### Document segment
##########
In the adversarial system of litigation therefore, it is the parties themselves who set the agenda for the trial by their pleadings and neither party can complain if the agenda is strictly adhered to. In such an agenda, there is no room for an item called “Any Other Business” in the sense that points other than those specific may be raised without notice.”
29. The Amended Notice of Motion was crafted by and/ or on behalf of the interested parties herein, who knew or otherwise should known, the nature of Reliefs to seek from the honourable court.
30. Suffice it to say, that in the wisdom of the interested parties, they did not require an order of the court to deem same as admitted and/ or joined, as interested parties and in my humble view until and unless the interested parties are admitted as parties in the subject matter, they [same] would remain Strangers and thus be incapable of appropriating a right of audience.,
31. On the other hand, the interested parties herein, perhaps imagine that by filing the application and terming themselves as the interested parties, that such terminology and/ or self Baptism, would thus suffice, to constitute and make them, read, the Interested Parties, parties to the case.
32. In my humble view, a party who has not been admitted and/ or joined to an existing suit and who is seeking admission and/or joinder is either a proposed Defendant or proposed Interested Party.
33. Consequently, the Applicants herein are and remain proposed interested parties and it would take an order of the court, made pursuant to Order 1 Rule 10 (2) of the civil procedure rules 2010, to enable same to be embodied and/or conferred with the title interested parties and therefore be able to participate and/ or take part in the proceedings.
##########
Box coordinate listings
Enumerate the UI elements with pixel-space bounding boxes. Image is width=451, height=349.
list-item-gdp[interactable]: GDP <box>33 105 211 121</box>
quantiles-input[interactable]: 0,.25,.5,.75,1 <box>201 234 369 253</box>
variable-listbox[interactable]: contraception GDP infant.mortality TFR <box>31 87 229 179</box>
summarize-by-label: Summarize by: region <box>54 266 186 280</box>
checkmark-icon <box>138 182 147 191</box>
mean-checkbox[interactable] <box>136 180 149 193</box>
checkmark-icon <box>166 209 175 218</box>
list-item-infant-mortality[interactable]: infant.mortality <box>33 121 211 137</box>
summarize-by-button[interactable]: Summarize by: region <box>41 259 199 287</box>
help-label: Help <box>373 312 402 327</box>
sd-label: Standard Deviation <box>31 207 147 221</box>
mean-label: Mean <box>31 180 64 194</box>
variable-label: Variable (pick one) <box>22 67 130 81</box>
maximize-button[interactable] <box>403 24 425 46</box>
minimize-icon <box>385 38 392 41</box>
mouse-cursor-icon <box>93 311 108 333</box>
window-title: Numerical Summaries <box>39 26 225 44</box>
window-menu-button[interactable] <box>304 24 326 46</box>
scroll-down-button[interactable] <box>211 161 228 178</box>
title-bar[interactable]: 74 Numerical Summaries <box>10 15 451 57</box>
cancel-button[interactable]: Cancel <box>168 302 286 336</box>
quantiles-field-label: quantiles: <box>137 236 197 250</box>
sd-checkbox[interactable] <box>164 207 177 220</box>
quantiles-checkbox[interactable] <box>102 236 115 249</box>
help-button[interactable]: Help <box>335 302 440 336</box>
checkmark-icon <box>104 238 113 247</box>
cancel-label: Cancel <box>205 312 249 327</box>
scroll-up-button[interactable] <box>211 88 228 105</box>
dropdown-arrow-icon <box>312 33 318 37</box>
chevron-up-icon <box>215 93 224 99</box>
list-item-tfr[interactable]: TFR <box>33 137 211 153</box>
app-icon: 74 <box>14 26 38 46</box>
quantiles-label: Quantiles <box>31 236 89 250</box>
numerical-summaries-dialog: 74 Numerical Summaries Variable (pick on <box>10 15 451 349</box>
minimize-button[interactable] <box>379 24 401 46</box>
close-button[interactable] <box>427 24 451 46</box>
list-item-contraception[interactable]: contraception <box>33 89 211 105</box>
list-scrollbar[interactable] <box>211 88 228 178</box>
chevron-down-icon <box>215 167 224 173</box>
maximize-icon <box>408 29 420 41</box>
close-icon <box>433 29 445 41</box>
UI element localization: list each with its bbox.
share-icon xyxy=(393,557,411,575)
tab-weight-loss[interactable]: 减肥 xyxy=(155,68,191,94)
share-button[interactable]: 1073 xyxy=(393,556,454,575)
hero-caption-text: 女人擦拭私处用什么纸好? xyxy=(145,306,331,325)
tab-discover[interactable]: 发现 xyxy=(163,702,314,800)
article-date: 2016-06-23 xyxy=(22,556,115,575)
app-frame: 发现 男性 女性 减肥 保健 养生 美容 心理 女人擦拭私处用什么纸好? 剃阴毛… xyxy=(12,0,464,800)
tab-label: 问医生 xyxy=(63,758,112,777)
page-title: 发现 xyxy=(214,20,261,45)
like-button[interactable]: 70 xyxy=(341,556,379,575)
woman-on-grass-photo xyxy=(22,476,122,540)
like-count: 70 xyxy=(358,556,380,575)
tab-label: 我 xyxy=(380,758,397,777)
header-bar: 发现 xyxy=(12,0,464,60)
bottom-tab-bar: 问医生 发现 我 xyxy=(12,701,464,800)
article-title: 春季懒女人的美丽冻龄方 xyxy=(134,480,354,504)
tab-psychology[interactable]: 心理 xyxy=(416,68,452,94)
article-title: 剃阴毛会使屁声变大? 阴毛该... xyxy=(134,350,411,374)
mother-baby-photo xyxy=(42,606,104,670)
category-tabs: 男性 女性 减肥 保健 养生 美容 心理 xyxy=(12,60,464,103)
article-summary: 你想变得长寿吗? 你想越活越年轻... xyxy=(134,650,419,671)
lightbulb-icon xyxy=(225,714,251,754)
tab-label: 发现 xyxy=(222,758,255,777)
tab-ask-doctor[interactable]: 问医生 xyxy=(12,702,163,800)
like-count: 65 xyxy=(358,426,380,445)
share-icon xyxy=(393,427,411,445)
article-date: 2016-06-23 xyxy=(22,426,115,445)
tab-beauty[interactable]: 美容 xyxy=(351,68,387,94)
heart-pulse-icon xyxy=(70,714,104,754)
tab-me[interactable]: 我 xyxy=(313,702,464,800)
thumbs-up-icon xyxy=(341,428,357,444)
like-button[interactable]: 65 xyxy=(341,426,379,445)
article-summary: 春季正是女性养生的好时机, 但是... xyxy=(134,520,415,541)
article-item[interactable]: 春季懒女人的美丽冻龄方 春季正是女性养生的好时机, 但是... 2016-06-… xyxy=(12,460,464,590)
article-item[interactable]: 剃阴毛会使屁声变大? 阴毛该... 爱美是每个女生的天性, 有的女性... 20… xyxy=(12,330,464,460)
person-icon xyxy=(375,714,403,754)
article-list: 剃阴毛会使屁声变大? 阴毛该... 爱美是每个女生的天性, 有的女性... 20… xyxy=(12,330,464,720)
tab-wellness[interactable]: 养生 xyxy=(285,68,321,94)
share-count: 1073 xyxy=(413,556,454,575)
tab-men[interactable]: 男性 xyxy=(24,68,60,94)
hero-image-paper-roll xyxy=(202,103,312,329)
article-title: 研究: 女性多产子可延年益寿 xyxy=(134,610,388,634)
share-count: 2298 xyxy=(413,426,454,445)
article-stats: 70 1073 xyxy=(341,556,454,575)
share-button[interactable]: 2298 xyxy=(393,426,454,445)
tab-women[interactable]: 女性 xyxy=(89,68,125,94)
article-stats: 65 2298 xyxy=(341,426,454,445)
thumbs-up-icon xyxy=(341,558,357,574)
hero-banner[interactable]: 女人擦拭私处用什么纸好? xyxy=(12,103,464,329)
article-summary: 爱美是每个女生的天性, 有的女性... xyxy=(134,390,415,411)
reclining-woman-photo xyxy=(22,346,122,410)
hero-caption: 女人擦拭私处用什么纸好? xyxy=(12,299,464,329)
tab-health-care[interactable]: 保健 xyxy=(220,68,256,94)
##########
### Tasks to carry out
1) According to the ruling on joinder, which provision must a court order be made under for the applicants to be conferred with the title interested parties?
2) Print the ruling on joinder from "In the adversarial" to "the honourable court.".
3) Proceed with the ruling on joinder from where it stops.

### Results
1) Order 1 Rule 10 (2) of the civil procedure rules 2010.

2)
In the adversarial system of litigation therefore, it is the parties themselves who set the agenda for the trial by their pleadings and neither party can complain if the agenda is strictly adhered to. In such an agenda, there is no room for an item called “Any Other Business” in the sense that points other than those specific may be raised without notice.”
29. The Amended Notice of Motion was crafted by and/ or on behalf of the interested parties herein, who knew or otherwise should known, the nature of Reliefs to seek from the honourable court.

3)
34. To the extent that there is no such request, I am not disposed to grant any and in the absence of an order admitting, joining and/or deeming the proposed interested parties herein as parties, the substantive orders sought are thus not available, whatsoever.
ISSUE NUMBER 2:
35. On the other hand, it is also apparent that the proposed interested parties herein have also sought for an order of temporary injunction in the subject same have invoked the provisions of Order 40 Rule 1 & 2 of the Civil Procedure Rules.
36. In my humble view, the provisions of Order 40 Rule 1 of the Civil Procedure Rules, 2010,can only be invoked or relied upon by a party who has filed a suit, whether vide a Plaint, Originating Summons and/or Petition, subject to the relevant and applicable law.
37. Alternatively, the remedies under Order 40 Rule 1 of the Civil Procedure Rules, 2010 can also be adverted to by a Defendant or Respondent, who has filed a counter claim or a cross Petition, and not otherwise.
38. Suffice it to say, that the condition upon which an order of temporary injunction can and often do issue espouses inter – alia,the existence of a Prima facie case, which in my humble view, connotes that the person seeking the orders of temporary injunction indeed has a suit, which raises prima facie issues.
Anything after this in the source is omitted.